Identify and copy all lines of the material where the string "oldalainak" is found.
════
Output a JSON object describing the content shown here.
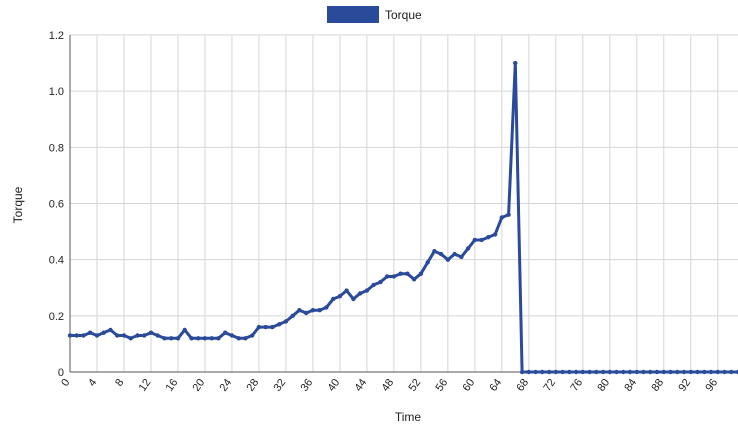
{
  "chart_data": {
    "type": "line",
    "title": "",
    "xlabel": "Time",
    "ylabel": "Torque",
    "xlim": [
      0,
      99
    ],
    "ylim": [
      0,
      1.2
    ],
    "yticks": [
      0,
      0.2,
      0.4,
      0.6,
      0.8,
      1.0,
      1.2
    ],
    "ytick_labels": [
      "0",
      "0.2",
      "0.4",
      "0.6",
      "0.8",
      "1.0",
      "1.2"
    ],
    "xticks": [
      0,
      4,
      8,
      12,
      16,
      20,
      24,
      28,
      32,
      36,
      40,
      44,
      48,
      52,
      56,
      60,
      64,
      68,
      72,
      76,
      80,
      84,
      88,
      92,
      96
    ],
    "xtick_labels": [
      "0",
      "4",
      "8",
      "12",
      "16",
      "20",
      "24",
      "28",
      "32",
      "36",
      "40",
      "44",
      "48",
      "52",
      "56",
      "60",
      "64",
      "68",
      "72",
      "76",
      "80",
      "84",
      "88",
      "92",
      "96"
    ],
    "grid": true,
    "legend_position": "top-center",
    "series": [
      {
        "name": "Torque",
        "color": "#2a4a9a",
        "x": [
          0,
          1,
          2,
          3,
          4,
          5,
          6,
          7,
          8,
          9,
          10,
          11,
          12,
          13,
          14,
          15,
          16,
          17,
          18,
          19,
          20,
          21,
          22,
          23,
          24,
          25,
          26,
          27,
          28,
          29,
          30,
          31,
          32,
          33,
          34,
          35,
          36,
          37,
          38,
          39,
          40,
          41,
          42,
          43,
          44,
          45,
          46,
          47,
          48,
          49,
          50,
          51,
          52,
          53,
          54,
          55,
          56,
          57,
          58,
          59,
          60,
          61,
          62,
          63,
          64,
          65,
          66,
          67,
          68,
          69,
          70,
          71,
          72,
          73,
          74,
          75,
          76,
          77,
          78,
          79,
          80,
          81,
          82,
          83,
          84,
          85,
          86,
          87,
          88,
          89,
          90,
          91,
          92,
          93,
          94,
          95,
          96,
          97,
          98,
          99
        ],
        "values": [
          0.13,
          0.13,
          0.13,
          0.14,
          0.13,
          0.14,
          0.15,
          0.13,
          0.13,
          0.12,
          0.13,
          0.13,
          0.14,
          0.13,
          0.12,
          0.12,
          0.12,
          0.15,
          0.12,
          0.12,
          0.12,
          0.12,
          0.12,
          0.14,
          0.13,
          0.12,
          0.12,
          0.13,
          0.16,
          0.16,
          0.16,
          0.17,
          0.18,
          0.2,
          0.22,
          0.21,
          0.22,
          0.22,
          0.23,
          0.26,
          0.27,
          0.29,
          0.26,
          0.28,
          0.29,
          0.31,
          0.32,
          0.34,
          0.34,
          0.35,
          0.35,
          0.33,
          0.35,
          0.39,
          0.43,
          0.42,
          0.4,
          0.42,
          0.41,
          0.44,
          0.47,
          0.47,
          0.48,
          0.49,
          0.55,
          0.56,
          1.1,
          0.0,
          0.0,
          0.0,
          0.0,
          0.0,
          0.0,
          0.0,
          0.0,
          0.0,
          0.0,
          0.0,
          0.0,
          0.0,
          0.0,
          0.0,
          0.0,
          0.0,
          0.0,
          0.0,
          0.0,
          0.0,
          0.0,
          0.0,
          0.0,
          0.0,
          0.0,
          0.0,
          0.0,
          0.0,
          0.0,
          0.0,
          0.0,
          0.0
        ]
      }
    ]
  }
}
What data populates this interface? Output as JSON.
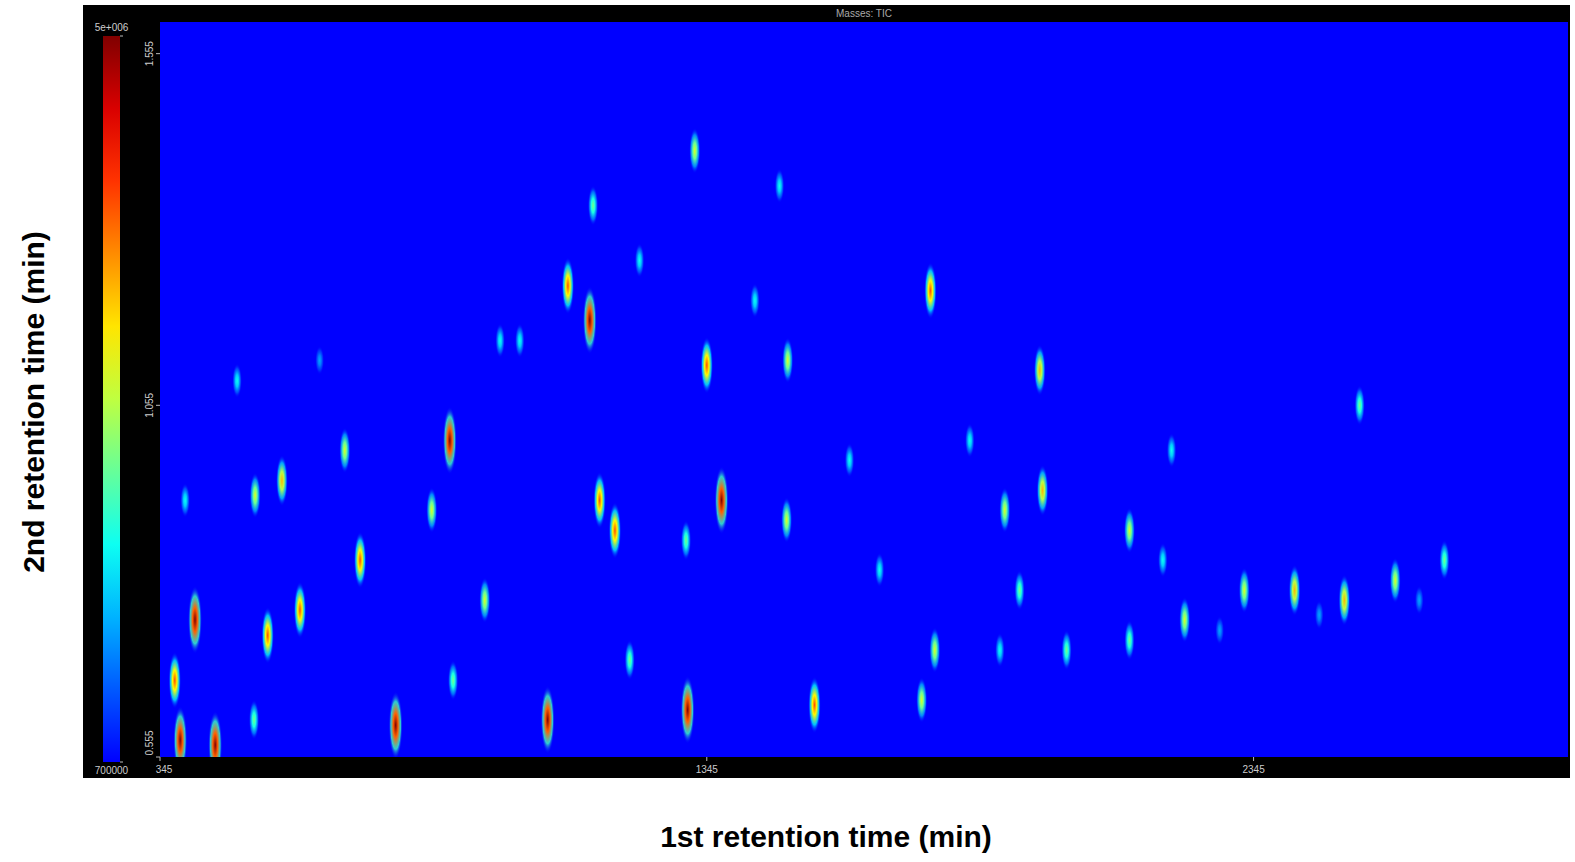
{
  "chart_data": {
    "type": "heatmap",
    "title": "Masses: TIC",
    "x_label": "1st retention time (min)",
    "y_label": "2nd retention time (min)",
    "xlim": [
      345,
      2920
    ],
    "xticks": [
      345,
      1345,
      2345
    ],
    "ylim": [
      0.555,
      1.6
    ],
    "yticks": [
      0.555,
      1.055,
      1.555
    ],
    "color_range": [
      700000,
      5000000
    ],
    "color_ticks": [
      {
        "value": 5000000,
        "label": "5e+006"
      },
      700000
    ],
    "grid": false,
    "x": [
      1323,
      1137,
      1091,
      1131,
      1345,
      1493,
      1754,
      1478,
      875,
      1149,
      1177,
      1372,
      1491,
      1954,
      1959,
      1890,
      2118,
      2539,
      519,
      568,
      601,
      542,
      409,
      391,
      486,
      683,
      711,
      842,
      939,
      776,
      1054,
      1310,
      1542,
      1738,
      1204,
      881,
      1762,
      2003,
      2118,
      2219,
      2328,
      2420,
      2511,
      2604,
      2694,
      1881,
      1826,
      2195,
      1003,
      967,
      1222,
      1433,
      1307,
      1606,
      1661,
      2179,
      1917,
      372,
      517,
      637,
      382,
      446,
      2283,
      2465,
      2648
    ],
    "y": [
      1.417,
      1.339,
      1.225,
      1.176,
      1.112,
      1.119,
      1.218,
      1.367,
      1.005,
      0.92,
      0.877,
      0.92,
      0.892,
      1.105,
      0.934,
      0.906,
      0.877,
      1.055,
      0.927,
      0.948,
      0.764,
      0.728,
      0.75,
      0.92,
      1.09,
      0.991,
      0.835,
      0.906,
      0.778,
      0.6,
      0.608,
      0.622,
      0.629,
      0.636,
      0.693,
      0.664,
      0.707,
      0.707,
      0.721,
      0.75,
      0.792,
      0.792,
      0.778,
      0.806,
      0.835,
      0.707,
      1.005,
      0.991,
      1.147,
      1.147,
      1.261,
      1.204,
      0.863,
      0.977,
      0.821,
      0.835,
      0.792,
      0.664,
      0.608,
      1.119,
      0.579,
      0.572,
      0.735,
      0.757,
      0.778
    ],
    "intensity": [
      3000000,
      2500000,
      4000000,
      5000000,
      4000000,
      3000000,
      4000000,
      2000000,
      5000000,
      4000000,
      4000000,
      5000000,
      3000000,
      3500000,
      3500000,
      3000000,
      3000000,
      2500000,
      3000000,
      3500000,
      4000000,
      4000000,
      5000000,
      2000000,
      2000000,
      3000000,
      4000000,
      3000000,
      3000000,
      5000000,
      5000000,
      5000000,
      4000000,
      3000000,
      2500000,
      2500000,
      3000000,
      2500000,
      2500000,
      3000000,
      3000000,
      3500000,
      3500000,
      3000000,
      2500000,
      2000000,
      2000000,
      2000000,
      2000000,
      2000000,
      2000000,
      2000000,
      2500000,
      2000000,
      2000000,
      2000000,
      2500000,
      4000000,
      2500000,
      1500000,
      5000000,
      5000000,
      1500000,
      1500000,
      1500000
    ]
  }
}
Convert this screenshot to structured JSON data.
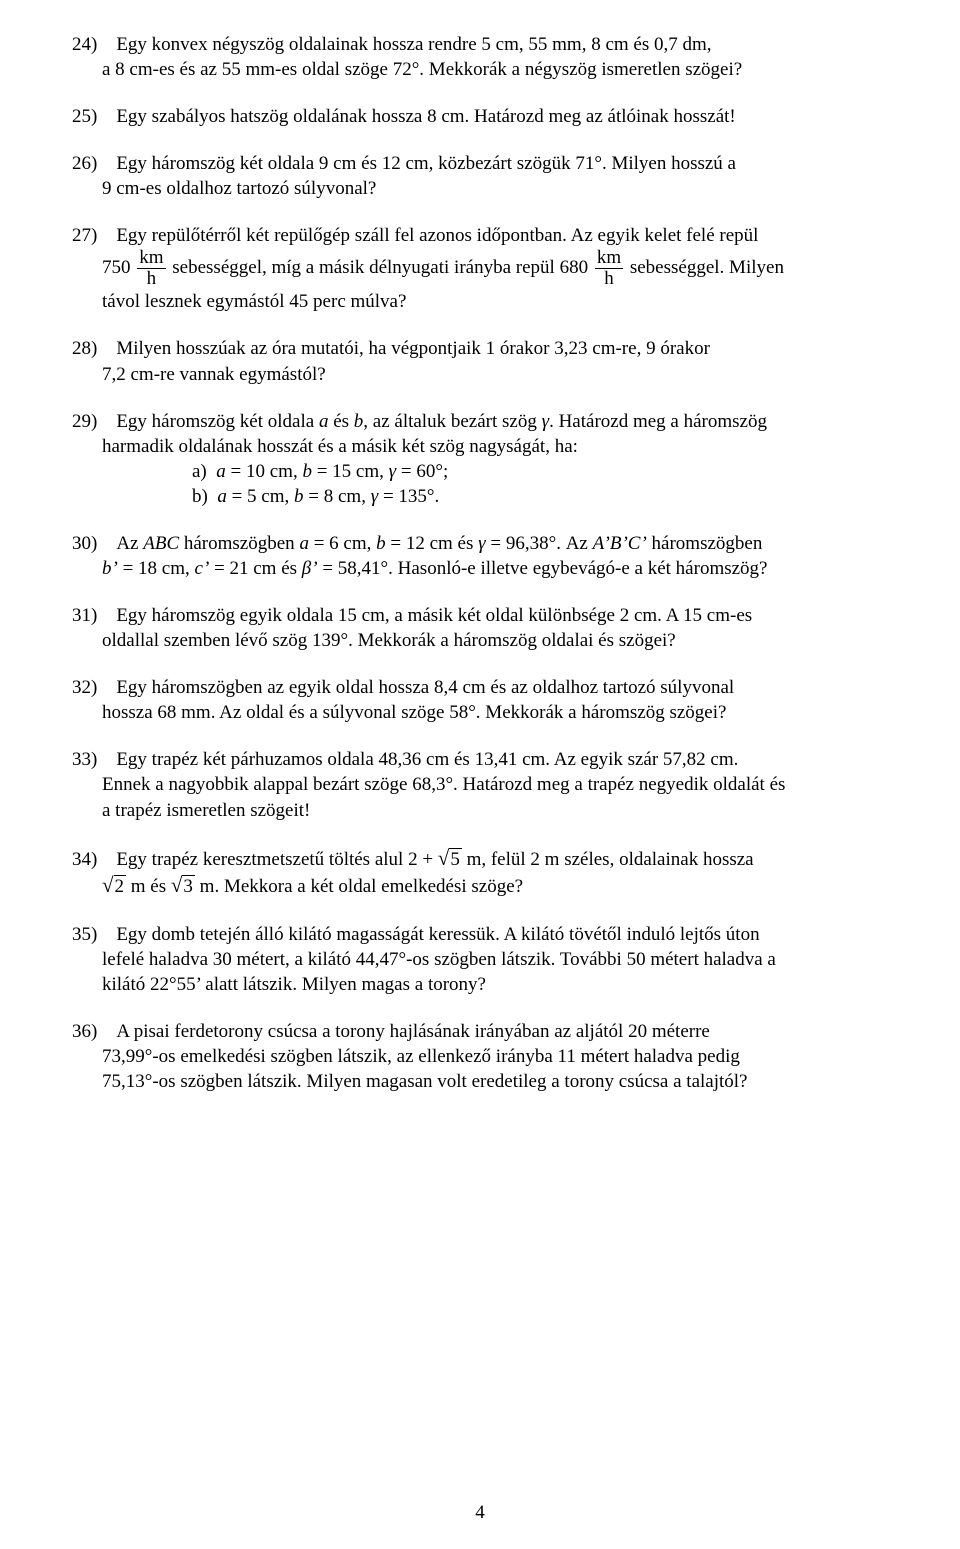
{
  "page": {
    "number": "4",
    "font_family": "Times New Roman",
    "font_size_pt": 14,
    "text_color": "#000000",
    "background_color": "#ffffff"
  },
  "p24": {
    "l1a": "24) Egy konvex négyszög oldalainak hossza rendre 5 cm, 55 mm, 8 cm és 0,7 dm,",
    "l2": "a 8 cm-es és az 55 mm-es oldal szöge 72°. Mekkorák a négyszög ismeretlen szögei?"
  },
  "p25": {
    "l1": "25) Egy szabályos hatszög oldalának hossza 8 cm. Határozd meg az átlóinak hosszát!"
  },
  "p26": {
    "l1": "26) Egy háromszög két oldala 9 cm és 12 cm, közbezárt szögük 71°. Milyen hosszú a",
    "l2": "9 cm-es oldalhoz tartozó súlyvonal?"
  },
  "p27": {
    "l1": "27) Egy repülőtérről két repülőgép száll fel azonos időpontban. Az egyik kelet felé repül",
    "n750": "750",
    "fr_num": "km",
    "fr_den": "h",
    "mid": " sebességgel, míg a másik délnyugati irányba repül 680 ",
    "fr2_num": "km",
    "fr2_den": "h",
    "tail": " sebességgel. Milyen",
    "l3": "távol lesznek egymástól 45 perc múlva?"
  },
  "p28": {
    "l1": "28) Milyen hosszúak az óra mutatói, ha végpontjaik 1 órakor 3,23 cm-re, 9 órakor",
    "l2": "7,2 cm-re vannak egymástól?"
  },
  "p29": {
    "l1a": "29) Egy háromszög két oldala ",
    "ia": "a",
    "l1b": " és ",
    "ib": "b",
    "l1c": ", az általuk bezárt szög ",
    "ig": "γ",
    "l1d": ". Határozd meg a háromszög",
    "l2": "harmadik oldalának hosszát és a másik két szög nagyságát, ha:",
    "a_pre": "a) ",
    "a_ia": "a",
    "a_eq1": " = 10 cm, ",
    "a_ib": "b",
    "a_eq2": " = 15 cm, ",
    "a_ig": "γ",
    "a_eq3": " = 60°;",
    "b_pre": "b) ",
    "b_ia": "a",
    "b_eq1": " = 5 cm, ",
    "b_ib": "b",
    "b_eq2": " = 8 cm, ",
    "b_ig": "γ",
    "b_eq3": " = 135°."
  },
  "p30": {
    "l1a": "30) Az ",
    "iABC": "ABC",
    "l1b": " háromszögben ",
    "ia": "a",
    "l1c": " = 6 cm, ",
    "ib": "b",
    "l1d": " = 12 cm és ",
    "ig": "γ",
    "l1e": " = 96,38°. Az ",
    "iABCp": "A’B’C’",
    "l1f": " háromszögben",
    "l2a_ibp": "b’",
    "l2b": " = 18 cm, ",
    "l2_icp": "c’",
    "l2c": " = 21 cm és ",
    "l2_ibeta": "β’",
    "l2d": " = 58,41°. Hasonló-e illetve egybevágó-e a két háromszög?"
  },
  "p31": {
    "l1": "31) Egy háromszög egyik oldala 15 cm, a másik két oldal különbsége 2 cm. A 15 cm-es",
    "l2": "oldallal szemben lévő szög 139°. Mekkorák a háromszög oldalai és szögei?"
  },
  "p32": {
    "l1": "32) Egy háromszögben az egyik oldal hossza 8,4 cm és az oldalhoz tartozó súlyvonal",
    "l2": "hossza 68 mm. Az oldal és a súlyvonal szöge 58°. Mekkorák a háromszög szögei?"
  },
  "p33": {
    "l1": "33) Egy trapéz két párhuzamos oldala 48,36 cm és 13,41 cm. Az egyik szár 57,82 cm.",
    "l2": "Ennek a nagyobbik alappal bezárt szöge 68,3°. Határozd meg a trapéz negyedik oldalát és",
    "l3": "a trapéz ismeretlen szögeit!"
  },
  "p34": {
    "l1a": "34) Egy trapéz keresztmetszetű töltés alul ",
    "two_plus": "2 + ",
    "sqrt5_rad": "5",
    "l1b": " m, felül 2 m széles, oldalainak hossza",
    "sqrt2_rad": "2",
    "mid2": " m és ",
    "sqrt3_rad": "3",
    "l2b": " m. Mekkora a két oldal emelkedési szöge?"
  },
  "p35": {
    "l1": "35) Egy domb tetején álló kilátó magasságát keressük. A kilátó tövétől induló lejtős úton",
    "l2": "lefelé haladva 30 métert, a kilátó 44,47°-os szögben látszik. További 50 métert haladva a",
    "l3": "kilátó 22°55’ alatt látszik. Milyen magas a torony?"
  },
  "p36": {
    "l1": "36) A pisai ferdetorony csúcsa a torony hajlásának irányában az aljától 20 méterre",
    "l2": "73,99°-os emelkedési szögben látszik, az ellenkező irányba 11 métert haladva pedig",
    "l3": "75,13°-os szögben látszik. Milyen magasan volt eredetileg a torony csúcsa a talajtól?"
  }
}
════
▶ [Result]
    "l1a": "24) Egy konvex négyszög oldalainak hossza rendre 5 cm, 55 mm, 8 cm és 0,7 dm,",
    "l1b": " m, felül 2 m széles, oldalainak hossza",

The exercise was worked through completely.